(Data records)
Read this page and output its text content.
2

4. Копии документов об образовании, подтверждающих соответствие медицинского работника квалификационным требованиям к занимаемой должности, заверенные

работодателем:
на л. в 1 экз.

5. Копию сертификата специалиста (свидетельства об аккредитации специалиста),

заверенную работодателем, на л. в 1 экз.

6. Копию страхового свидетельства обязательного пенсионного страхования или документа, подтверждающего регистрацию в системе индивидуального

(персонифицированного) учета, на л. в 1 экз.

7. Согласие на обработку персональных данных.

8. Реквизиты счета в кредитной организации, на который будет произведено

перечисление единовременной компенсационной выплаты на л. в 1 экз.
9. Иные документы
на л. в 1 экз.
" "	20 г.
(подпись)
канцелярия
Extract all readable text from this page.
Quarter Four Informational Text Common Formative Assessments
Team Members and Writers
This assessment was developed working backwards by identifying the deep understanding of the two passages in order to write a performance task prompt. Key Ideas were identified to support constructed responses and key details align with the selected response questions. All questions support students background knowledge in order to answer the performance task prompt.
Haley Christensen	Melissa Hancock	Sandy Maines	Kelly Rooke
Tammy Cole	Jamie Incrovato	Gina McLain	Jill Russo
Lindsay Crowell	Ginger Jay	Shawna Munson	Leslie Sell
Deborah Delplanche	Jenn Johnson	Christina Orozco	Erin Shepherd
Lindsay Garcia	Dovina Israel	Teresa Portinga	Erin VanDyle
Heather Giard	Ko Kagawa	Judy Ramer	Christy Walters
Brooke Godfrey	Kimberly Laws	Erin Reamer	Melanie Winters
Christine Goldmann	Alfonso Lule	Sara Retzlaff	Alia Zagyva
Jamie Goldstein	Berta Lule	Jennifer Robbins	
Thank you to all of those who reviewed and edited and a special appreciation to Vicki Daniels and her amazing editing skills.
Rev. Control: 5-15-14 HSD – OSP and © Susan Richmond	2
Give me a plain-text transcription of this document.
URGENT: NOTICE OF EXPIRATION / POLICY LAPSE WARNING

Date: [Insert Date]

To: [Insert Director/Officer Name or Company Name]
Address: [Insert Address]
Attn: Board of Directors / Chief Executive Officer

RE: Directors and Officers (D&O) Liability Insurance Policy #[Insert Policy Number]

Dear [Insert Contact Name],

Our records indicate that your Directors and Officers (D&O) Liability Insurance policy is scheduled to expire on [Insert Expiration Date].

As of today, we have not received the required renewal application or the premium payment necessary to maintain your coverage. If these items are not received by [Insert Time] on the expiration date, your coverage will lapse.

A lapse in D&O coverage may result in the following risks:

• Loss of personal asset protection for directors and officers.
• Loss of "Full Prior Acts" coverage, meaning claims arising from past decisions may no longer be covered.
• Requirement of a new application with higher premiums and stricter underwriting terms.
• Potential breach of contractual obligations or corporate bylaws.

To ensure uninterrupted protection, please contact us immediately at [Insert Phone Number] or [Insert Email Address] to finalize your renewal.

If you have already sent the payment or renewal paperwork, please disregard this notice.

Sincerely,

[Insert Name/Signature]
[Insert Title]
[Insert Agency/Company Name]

§ Exercise brief
Check each line above for the word "with", and copy the lines where it appears.

§ Result for this exercise
This assessment was developed working backwards by identifying the deep understanding of the two passages in order to write a performance task prompt. Key Ideas were identified to support constructed responses and key details align with the selected response questions. All questions support students background knowledge in order to answer the performance task prompt.
• Requirement of a new application with higher premiums and stricter underwriting terms.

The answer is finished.